Extract all lines that hold the string "caption".

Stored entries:
'''
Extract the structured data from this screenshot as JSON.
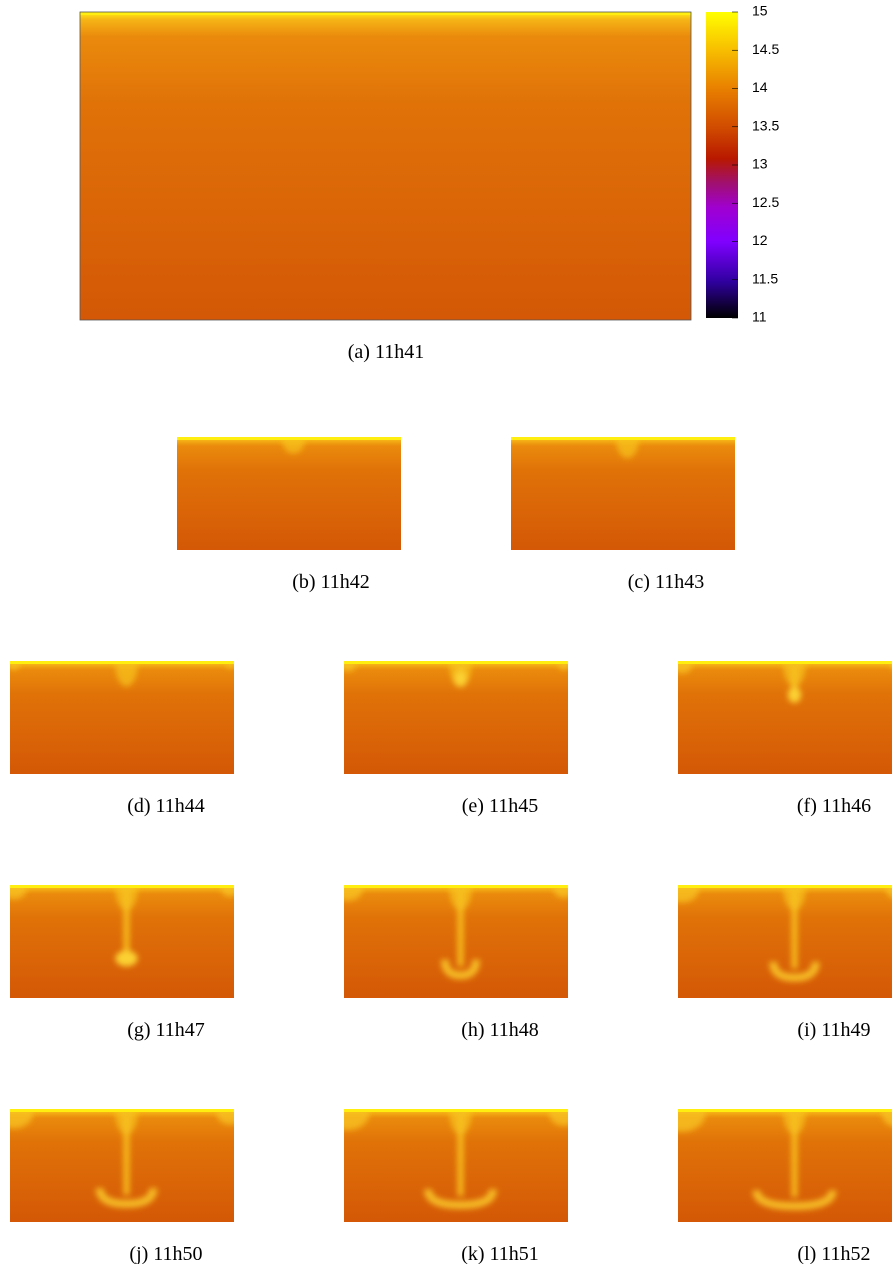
{
  "colorbar": {
    "lim": [
      11,
      15
    ],
    "ticks": [
      11,
      11.5,
      12,
      12.5,
      13,
      13.5,
      14,
      14.5,
      15
    ]
  },
  "panels": [
    {
      "caption": "(a) 11h41"
    },
    {
      "caption": "(b) 11h42"
    },
    {
      "caption": "(c) 11h43"
    },
    {
      "caption": "(d) 11h44"
    },
    {
      "caption": "(e) 11h45"
    },
    {
      "caption": "(f) 11h46"
    },
    {
      "caption": "(g) 11h47"
    },
    {
      "caption": "(h) 11h48"
    },
    {
      "caption": "(i) 11h49"
    },
    {
      "caption": "(j) 11h50"
    },
    {
      "caption": "(k) 11h51"
    },
    {
      "caption": "(l) 11h52"
    }
  ]
}
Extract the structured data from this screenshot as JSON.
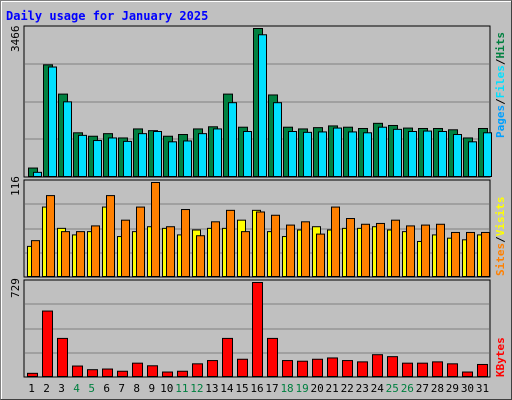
'''
Written solution:
      "caption": "(a) 11h41"
      "caption": "(b) 11h42"
      "caption": "(c) 11h43"
      "caption": "(d) 11h44"
      "caption": "(e) 11h45"
      "caption": "(f) 11h46"
      "caption": "(g) 11h47"
      "caption": "(h) 11h48"
      "caption": "(i) 11h49"
      "caption": "(j) 11h50"
      "caption": "(k) 11h51"
      "caption": "(l) 11h52"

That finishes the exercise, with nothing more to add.